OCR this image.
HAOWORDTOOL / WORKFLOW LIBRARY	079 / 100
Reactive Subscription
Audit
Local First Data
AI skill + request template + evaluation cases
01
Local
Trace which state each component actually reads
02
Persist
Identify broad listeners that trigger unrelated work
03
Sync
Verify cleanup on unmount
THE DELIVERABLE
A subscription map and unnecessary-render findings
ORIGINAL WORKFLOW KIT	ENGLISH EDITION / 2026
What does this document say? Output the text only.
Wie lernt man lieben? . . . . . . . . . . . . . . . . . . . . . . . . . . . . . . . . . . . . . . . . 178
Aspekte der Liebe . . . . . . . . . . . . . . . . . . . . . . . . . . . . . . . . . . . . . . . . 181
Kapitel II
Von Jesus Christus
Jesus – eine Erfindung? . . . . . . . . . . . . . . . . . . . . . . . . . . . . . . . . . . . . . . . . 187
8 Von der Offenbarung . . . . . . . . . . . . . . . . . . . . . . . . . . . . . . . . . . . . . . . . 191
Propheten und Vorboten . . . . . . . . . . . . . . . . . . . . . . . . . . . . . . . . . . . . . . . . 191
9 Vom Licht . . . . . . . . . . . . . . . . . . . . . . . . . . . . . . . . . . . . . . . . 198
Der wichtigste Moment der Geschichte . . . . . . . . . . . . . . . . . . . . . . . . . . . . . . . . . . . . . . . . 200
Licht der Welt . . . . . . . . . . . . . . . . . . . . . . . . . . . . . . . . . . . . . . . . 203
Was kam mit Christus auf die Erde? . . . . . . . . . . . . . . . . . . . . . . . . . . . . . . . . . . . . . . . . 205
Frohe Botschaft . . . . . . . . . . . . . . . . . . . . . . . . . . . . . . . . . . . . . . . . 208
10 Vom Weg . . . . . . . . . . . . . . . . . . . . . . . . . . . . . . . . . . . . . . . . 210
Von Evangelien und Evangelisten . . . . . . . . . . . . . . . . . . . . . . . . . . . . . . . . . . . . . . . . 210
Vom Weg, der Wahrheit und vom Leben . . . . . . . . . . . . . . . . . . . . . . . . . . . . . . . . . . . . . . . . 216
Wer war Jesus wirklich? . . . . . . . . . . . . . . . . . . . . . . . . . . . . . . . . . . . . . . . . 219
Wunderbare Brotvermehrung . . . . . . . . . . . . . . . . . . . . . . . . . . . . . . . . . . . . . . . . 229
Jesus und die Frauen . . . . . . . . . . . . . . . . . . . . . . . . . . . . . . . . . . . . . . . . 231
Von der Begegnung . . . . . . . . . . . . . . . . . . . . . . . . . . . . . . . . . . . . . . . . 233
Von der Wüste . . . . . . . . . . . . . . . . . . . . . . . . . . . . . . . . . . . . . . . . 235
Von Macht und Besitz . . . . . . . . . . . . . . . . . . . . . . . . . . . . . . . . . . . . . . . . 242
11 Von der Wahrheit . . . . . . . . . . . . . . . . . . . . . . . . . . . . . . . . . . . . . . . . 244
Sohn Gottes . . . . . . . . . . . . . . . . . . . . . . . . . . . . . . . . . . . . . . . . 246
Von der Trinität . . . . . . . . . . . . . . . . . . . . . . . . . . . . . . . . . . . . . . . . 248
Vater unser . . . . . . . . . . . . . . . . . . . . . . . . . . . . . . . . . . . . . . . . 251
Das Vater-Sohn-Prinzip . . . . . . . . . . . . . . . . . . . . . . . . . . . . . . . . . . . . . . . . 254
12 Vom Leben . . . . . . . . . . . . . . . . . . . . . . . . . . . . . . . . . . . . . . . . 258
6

※

■ **Stated task**
Your task is to repeat the data exactly, with nothing left out.

■ **Exercise output**
OCR this image.
HAOWORDTOOL / WORKFLOW LIBRARY	079 / 100
Reactive Subscription
Audit
Local First Data
AI skill + request template + evaluation cases
01
Local
Trace which state each component actually reads
02
Persist
Identify broad listeners that trigger unrelated work
03
Sync
Verify cleanup on unmount
THE DELIVERABLE
A subscription map and unnecessary-render findings
ORIGINAL WORKFLOW KIT	ENGLISH EDITION / 2026
What does this document say? Output the text only.
Wie lernt man lieben? . . . . . . . . . . . . . . . . . . . . . . . . . . . . . . . . . . . . . . . . 178
Aspekte der Liebe . . . . . . . . . . . . . . . . . . . . . . . . . . . . . . . . . . . . . . . . 181
Kapitel II
Von Jesus Christus
Jesus – eine Erfindung? . . . . . . . . . . . . . . . . . . . . . . . . . . . . . . . . . . . . . . . . 187
8 Von der Offenbarung . . . . . . . . . . . . . . . . . . . . . . . . . . . . . . . . . . . . . . . . 191
Propheten und Vorboten . . . . . . . . . . . . . . . . . . . . . . . . . . . . . . . . . . . . . . . . 191
9 Vom Licht . . . . . . . . . . . . . . . . . . . . . . . . . . . . . . . . . . . . . . . . 198
Der wichtigste Moment der Geschichte . . . . . . . . . . . . . . . . . . . . . . . . . . . . . . . . . . . . . . . . 200
Licht der Welt . . . . . . . . . . . . . . . . . . . . . . . . . . . . . . . . . . . . . . . . 203
Was kam mit Christus auf die Erde? . . . . . . . . . . . . . . . . . . . . . . . . . . . . . . . . . . . . . . . . 205
Frohe Botschaft . . . . . . . . . . . . . . . . . . . . . . . . . . . . . . . . . . . . . . . . 208
10 Vom Weg . . . . . . . . . . . . . . . . . . . . . . . . . . . . . . . . . . . . . . . . 210
Von Evangelien und Evangelisten . . . . . . . . . . . . . . . . . . . . . . . . . . . . . . . . . . . . . . . . 210
Vom Weg, der Wahrheit und vom Leben . . . . . . . . . . . . . . . . . . . . . . . . . . . . . . . . . . . . . . . . 216
Wer war Jesus wirklich? . . . . . . . . . . . . . . . . . . . . . . . . . . . . . . . . . . . . . . . . 219
Wunderbare Brotvermehrung . . . . . . . . . . . . . . . . . . . . . . . . . . . . . . . . . . . . . . . . 229
Jesus und die Frauen . . . . . . . . . . . . . . . . . . . . . . . . . . . . . . . . . . . . . . . . 231
Von der Begegnung . . . . . . . . . . . . . . . . . . . . . . . . . . . . . . . . . . . . . . . . 233
Von der Wüste . . . . . . . . . . . . . . . . . . . . . . . . . . . . . . . . . . . . . . . . 235
Von Macht und Besitz . . . . . . . . . . . . . . . . . . . . . . . . . . . . . . . . . . . . . . . . 242
11 Von der Wahrheit . . . . . . . . . . . . . . . . . . . . . . . . . . . . . . . . . . . . . . . . 244
Sohn Gottes . . . . . . . . . . . . . . . . . . . . . . . . . . . . . . . . . . . . . . . . 246
Von der Trinität . . . . . . . . . . . . . . . . . . . . . . . . . . . . . . . . . . . . . . . . 248
Vater unser . . . . . . . . . . . . . . . . . . . . . . . . . . . . . . . . . . . . . . . . 251
Das Vater-Sohn-Prinzip . . . . . . . . . . . . . . . . . . . . . . . . . . . . . . . . . . . . . . . . 254
12 Vom Leben . . . . . . . . . . . . . . . . . . . . . . . . . . . . . . . . . . . . . . . . 258
6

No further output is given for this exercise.